• **AIM**
Copy out the listing that follows, exactly, without its pictures.

• **Items from a figure collection**
######

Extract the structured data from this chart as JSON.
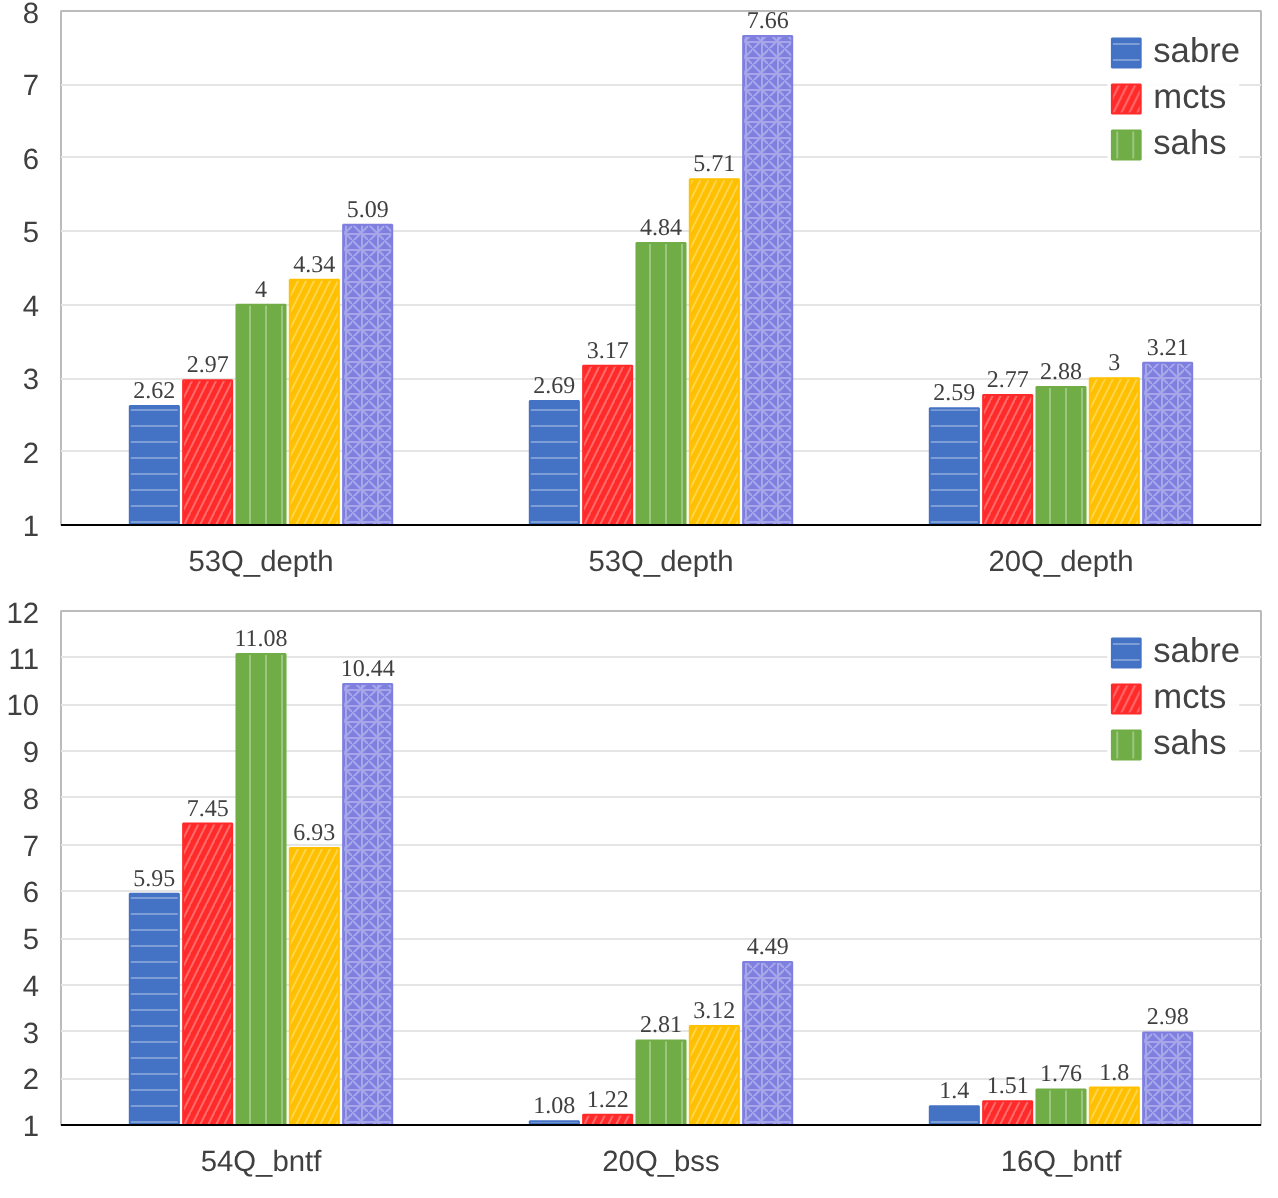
{
  "chart_data": [
    {
      "type": "bar",
      "categories": [
        "53Q_depth",
        "53Q_depth",
        "20Q_depth"
      ],
      "ylim": [
        1,
        8
      ],
      "yticks": [
        1,
        2,
        3,
        4,
        5,
        6,
        7,
        8
      ],
      "grid": "y",
      "legend": "top right",
      "data_labels": true,
      "series": [
        {
          "name": "sabre",
          "color": "#4472c4",
          "values": [
            2.62,
            2.69,
            2.59
          ]
        },
        {
          "name": "mcts",
          "color": "#ff2a2a",
          "values": [
            2.97,
            3.17,
            2.77
          ]
        },
        {
          "name": "sahs",
          "color": "#70ad47",
          "values": [
            4,
            4.84,
            2.88
          ]
        },
        {
          "color": "#ffc000",
          "values": [
            4.34,
            5.71,
            3
          ]
        },
        {
          "color": "#7f7fe0",
          "values": [
            5.09,
            7.66,
            3.21
          ]
        }
      ]
    },
    {
      "type": "bar",
      "categories": [
        "54Q_bntf",
        "20Q_bss",
        "16Q_bntf"
      ],
      "ylim": [
        1,
        12
      ],
      "yticks": [
        1,
        2,
        3,
        4,
        5,
        6,
        7,
        8,
        9,
        10,
        11,
        12
      ],
      "grid": "y",
      "legend": "top right",
      "data_labels": true,
      "series": [
        {
          "name": "sabre",
          "color": "#4472c4",
          "values": [
            5.95,
            1.08,
            1.4
          ]
        },
        {
          "name": "mcts",
          "color": "#ff2a2a",
          "values": [
            7.45,
            1.22,
            1.51
          ]
        },
        {
          "name": "sahs",
          "color": "#70ad47",
          "values": [
            11.08,
            2.81,
            1.76
          ]
        },
        {
          "color": "#ffc000",
          "values": [
            6.93,
            3.12,
            1.8
          ]
        },
        {
          "color": "#7f7fe0",
          "values": [
            10.44,
            4.49,
            2.98
          ]
        }
      ]
    }
  ]
}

######

• **RIGHT ANSWER**
Extract the structured data from this chart as JSON.
{
  "chart_data": [
    {
      "type": "bar",
      "categories": [
        "53Q_depth",
        "53Q_depth",
        "20Q_depth"
      ],
      "ylim": [
        1,
        8
      ],
      "yticks": [
        1,
        2,
        3,
        4,
        5,
        6,
        7,
        8
      ],
      "grid": "y",
      "legend": "top right",
      "data_labels": true,
      "series": [
        {
          "name": "sabre",
          "color": "#4472c4",
          "values": [
            2.62,
            2.69,
            2.59
          ]
        },
        {
          "name": "mcts",
          "color": "#ff2a2a",
          "values": [
            2.97,
            3.17,
            2.77
          ]
        },
        {
          "name": "sahs",
          "color": "#70ad47",
          "values": [
            4,
            4.84,
            2.88
          ]
        },
        {
          "color": "#ffc000",
          "values": [
            4.34,
            5.71,
            3
          ]
        },
        {
          "color": "#7f7fe0",
          "values": [
            5.09,
            7.66,
            3.21
          ]
        }
      ]
    },
    {
      "type": "bar",
      "categories": [
        "54Q_bntf",
        "20Q_bss",
        "16Q_bntf"
      ],
      "ylim": [
        1,
        12
      ],
      "yticks": [
        1,
        2,
        3,
        4,
        5,
        6,
        7,
        8,
        9,
        10,
        11,
        12
      ],
      "grid": "y",
      "legend": "top right",
      "data_labels": true,
      "series": [
        {
          "name": "sabre",
          "color": "#4472c4",
          "values": [
            5.95,
            1.08,
            1.4
          ]
        },
        {
          "name": "mcts",
          "color": "#ff2a2a",
          "values": [
            7.45,
            1.22,
            1.51
          ]
        },
        {
          "name": "sahs",
          "color": "#70ad47",
          "values": [
            11.08,
            2.81,
            1.76
          ]
        },
        {
          "color": "#ffc000",
          "values": [
            6.93,
            3.12,
            1.8
          ]
        },
        {
          "color": "#7f7fe0",
          "values": [
            10.44,
            4.49,
            2.98
          ]
        }
      ]
    }
  ]
}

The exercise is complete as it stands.